• **Passage provided**:
The practice of consecutive polygamy is based on the individual partners within the marriage. Concerns ranging from infidelity and abuse, through a loss of love as defined by the culture are the most common issues. Seldom is the concern of the extended family a factor in divorce and remarriage, which are a significant aspect of both polygyny and polyandry. As the cultural view is egalitarian, both husbands and wives share the responsibilities for determining their roles. The generic rationale given for consecutive polygamy is that of irreconcilable differences. The Mormon and Christian view on polygamy differs.  

Mormon Doctrine on Polygamy

According to Mormon doctrine, the restoration of all things depends on the progressive cleansing of society and the enforcement of the fundamental law of moral purity from the Old Testament. The leaders of the Church of Christ of Latter-day Saints taught about a modern day polygamy. By mid-1850s, Mormon leaders developed powerful arguments on the relationship of polygamy to the American law. As a territorial chaplain, Parley Pratt put it in an address to the legislature in 1856. According to Pratt, monogamy was the essence of corruption in contemporary society, dooming America to destruction for the violation of God’s law of marriage. This was proven not only by the revelation on celestial marriage but also by the Old Testament itself.

Polygamy was urged on Mormons with a vehemence that convinced outsiders that plural marriage could not be a matter of real choice. In its most extreme formulation, men were assured not only that their degree of exaltation in the afterlife was enhanced by having several wives, but also that their membership in the church depended on plural marriage. Women believed that their refusal to consent to their husbands’ plural marriage would condemn them both in this world and the next. Indeed, refusal to practice the Principle was the cause for excommunication. Polygamy was tied not only to personal exaltation in the celestial kingdom, but also to the earthly Millennium. Jesus is anticipated to come and preside as king over the perfected race of men produced by vigorous and virtuous polygamists. The salvation of the world depended on the sacrifice of the fathers and mothers of Israel.

• **Exercise goal**: Please retype the whole passage on polygamy word for word. The lines have no role in this work.

• **Dataset records**:
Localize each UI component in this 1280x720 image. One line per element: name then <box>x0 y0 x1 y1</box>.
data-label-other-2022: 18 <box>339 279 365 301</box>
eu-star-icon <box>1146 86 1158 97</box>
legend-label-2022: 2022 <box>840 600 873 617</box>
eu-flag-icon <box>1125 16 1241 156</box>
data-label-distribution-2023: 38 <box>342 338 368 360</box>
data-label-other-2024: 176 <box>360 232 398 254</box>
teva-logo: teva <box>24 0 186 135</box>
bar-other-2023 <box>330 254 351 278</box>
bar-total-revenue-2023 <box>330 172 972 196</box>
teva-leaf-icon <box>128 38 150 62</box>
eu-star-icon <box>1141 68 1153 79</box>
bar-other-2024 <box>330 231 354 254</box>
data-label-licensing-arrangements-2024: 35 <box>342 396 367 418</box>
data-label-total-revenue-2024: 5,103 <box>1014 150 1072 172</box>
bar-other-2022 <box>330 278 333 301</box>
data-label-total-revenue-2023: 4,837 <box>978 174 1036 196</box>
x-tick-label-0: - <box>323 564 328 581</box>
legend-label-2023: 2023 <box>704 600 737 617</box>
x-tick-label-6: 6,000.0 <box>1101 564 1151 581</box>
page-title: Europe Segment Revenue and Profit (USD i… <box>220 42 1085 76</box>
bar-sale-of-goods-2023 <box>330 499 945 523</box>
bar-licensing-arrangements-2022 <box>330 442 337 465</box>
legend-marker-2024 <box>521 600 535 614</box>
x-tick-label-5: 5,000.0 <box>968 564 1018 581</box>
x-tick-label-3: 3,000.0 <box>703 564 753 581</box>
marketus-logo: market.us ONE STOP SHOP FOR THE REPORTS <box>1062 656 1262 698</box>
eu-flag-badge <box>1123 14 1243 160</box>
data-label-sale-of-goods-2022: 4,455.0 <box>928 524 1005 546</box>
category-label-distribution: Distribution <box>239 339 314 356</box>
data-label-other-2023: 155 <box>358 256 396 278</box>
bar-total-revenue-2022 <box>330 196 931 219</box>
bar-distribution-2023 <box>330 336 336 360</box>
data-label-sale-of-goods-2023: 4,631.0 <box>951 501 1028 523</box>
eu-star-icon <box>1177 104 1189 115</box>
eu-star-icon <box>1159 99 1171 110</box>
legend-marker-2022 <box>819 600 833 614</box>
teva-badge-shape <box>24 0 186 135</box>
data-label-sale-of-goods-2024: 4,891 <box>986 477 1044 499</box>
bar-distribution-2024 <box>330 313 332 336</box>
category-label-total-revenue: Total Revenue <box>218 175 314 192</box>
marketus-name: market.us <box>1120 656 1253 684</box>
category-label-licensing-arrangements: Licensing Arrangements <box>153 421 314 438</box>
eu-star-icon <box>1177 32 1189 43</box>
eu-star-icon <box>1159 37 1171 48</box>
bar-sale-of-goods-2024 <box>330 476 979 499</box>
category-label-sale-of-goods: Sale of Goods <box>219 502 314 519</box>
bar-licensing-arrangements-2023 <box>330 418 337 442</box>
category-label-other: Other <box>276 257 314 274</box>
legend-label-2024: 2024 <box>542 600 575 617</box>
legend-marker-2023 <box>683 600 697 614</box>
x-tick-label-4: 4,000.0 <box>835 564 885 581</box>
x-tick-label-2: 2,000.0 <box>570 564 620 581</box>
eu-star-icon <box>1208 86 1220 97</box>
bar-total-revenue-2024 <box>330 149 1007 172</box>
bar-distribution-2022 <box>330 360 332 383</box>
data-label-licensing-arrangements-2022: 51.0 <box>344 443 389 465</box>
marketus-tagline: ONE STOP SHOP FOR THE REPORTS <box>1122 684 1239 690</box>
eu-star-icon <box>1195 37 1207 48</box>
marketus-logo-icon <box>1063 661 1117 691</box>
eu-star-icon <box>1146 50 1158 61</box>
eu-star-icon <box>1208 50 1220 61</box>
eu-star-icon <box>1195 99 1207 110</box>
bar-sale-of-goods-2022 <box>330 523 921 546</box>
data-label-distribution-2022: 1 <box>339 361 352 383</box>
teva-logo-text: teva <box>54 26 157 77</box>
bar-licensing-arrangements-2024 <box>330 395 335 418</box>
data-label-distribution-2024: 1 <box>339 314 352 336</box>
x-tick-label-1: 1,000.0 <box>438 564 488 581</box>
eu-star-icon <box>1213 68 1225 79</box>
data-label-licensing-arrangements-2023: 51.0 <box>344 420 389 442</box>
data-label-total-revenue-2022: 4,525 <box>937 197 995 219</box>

• **Answer for the task**:
The practice of consecutive polygamy is based on the individual partners within the marriage. Concerns ranging from infidelity and abuse, through a loss of love as defined by the culture are the most common issues. Seldom is the concern of the extended family a factor in divorce and remarriage, which are a significant aspect of both polygyny and polyandry. As the cultural view is egalitarian, both husbands and wives share the responsibilities for determining their roles. The generic rationale given for consecutive polygamy is that of irreconcilable differences. The Mormon and Christian view on polygamy differs.  

Mormon Doctrine on Polygamy

According to Mormon doctrine, the restoration of all things depends on the progressive cleansing of society and the enforcement of the fundamental law of moral purity from the Old Testament. The leaders of the Church of Christ of Latter-day Saints taught about a modern day polygamy. By mid-1850s, Mormon leaders developed powerful arguments on the relationship of polygamy to the American law. As a territorial chaplain, Parley Pratt put it in an address to the legislature in 1856. According to Pratt, monogamy was the essence of corruption in contemporary society, dooming America to destruction for the violation of God’s law of marriage. This was proven not only by the revelation on celestial marriage but also by the Old Testament itself.

Polygamy was urged on Mormons with a vehemence that convinced outsiders that plural marriage could not be a matter of real choice. In its most extreme formulation, men were assured not only that their degree of exaltation in the afterlife was enhanced by having several wives, but also that their membership in the church depended on plural marriage. Women believed that their refusal to consent to their husbands’ plural marriage would condemn them both in this world and the next. Indeed, refusal to practice the Principle was the cause for excommunication. Polygamy was tied not only to personal exaltation in the celestial kingdom, but also to the earthly Millennium. Jesus is anticipated to come and preside as king over the perfected race of men produced by vigorous and virtuous polygamists. The salvation of the world depended on the sacrifice of the fathers and mothers of Israel.